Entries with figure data

------

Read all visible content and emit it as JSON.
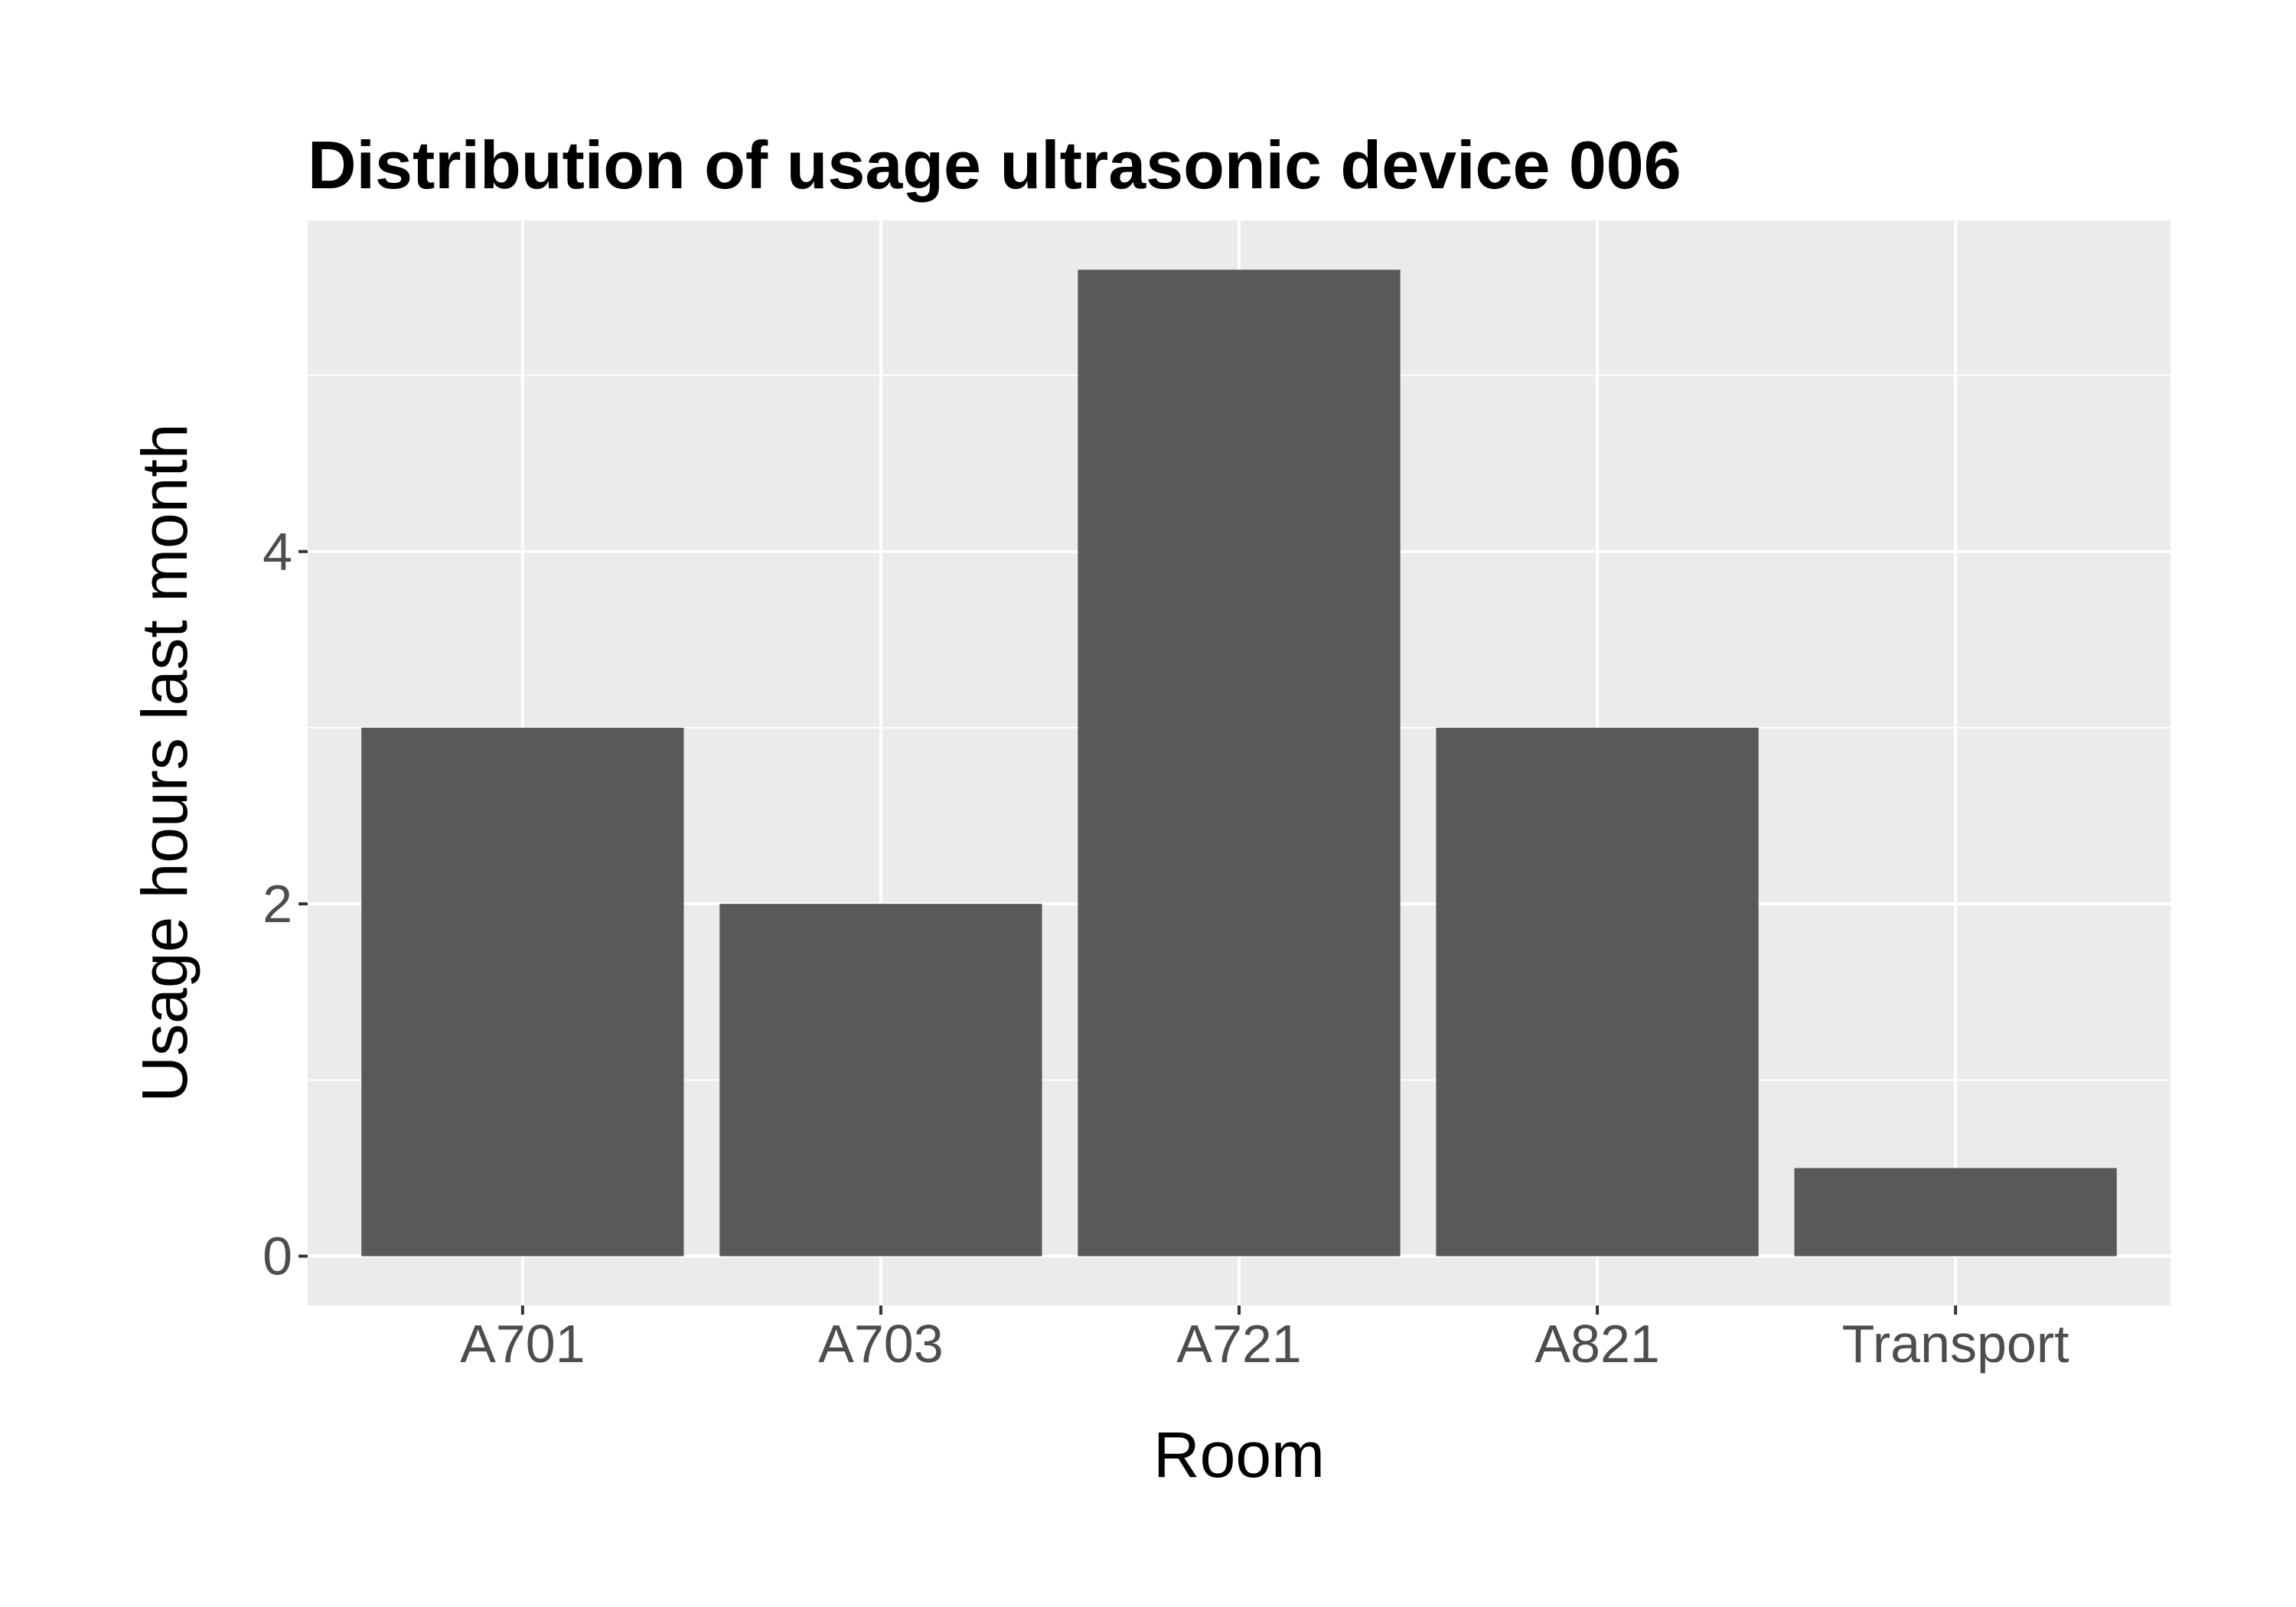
{
  "chart_data": {
    "type": "bar",
    "title": "Distribution of usage ultrasonic device 006",
    "xlabel": "Room",
    "ylabel": "Usage hours last month",
    "categories": [
      "A701",
      "A703",
      "A721",
      "A821",
      "Transport"
    ],
    "values": [
      3,
      2,
      5.6,
      3,
      0.5
    ],
    "ylim": [
      -0.28,
      5.88
    ],
    "yticks": [
      0,
      2,
      4
    ],
    "grid": true,
    "colors": {
      "bar": "#595959",
      "panel": "#ebebeb",
      "grid": "#ffffff",
      "tick_text": "#4d4d4d",
      "tick_mark": "#333333"
    }
  }
}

------

Your task is to repeat the material above exactly, without its pictures.

Read all visible content and emit it as JSON.
{
  "chart_data": {
    "type": "bar",
    "title": "Distribution of usage ultrasonic device 006",
    "xlabel": "Room",
    "ylabel": "Usage hours last month",
    "categories": [
      "A701",
      "A703",
      "A721",
      "A821",
      "Transport"
    ],
    "values": [
      3,
      2,
      5.6,
      3,
      0.5
    ],
    "ylim": [
      -0.28,
      5.88
    ],
    "yticks": [
      0,
      2,
      4
    ],
    "grid": true,
    "colors": {
      "bar": "#595959",
      "panel": "#ebebeb",
      "grid": "#ffffff",
      "tick_text": "#4d4d4d",
      "tick_mark": "#333333"
    }
  }
}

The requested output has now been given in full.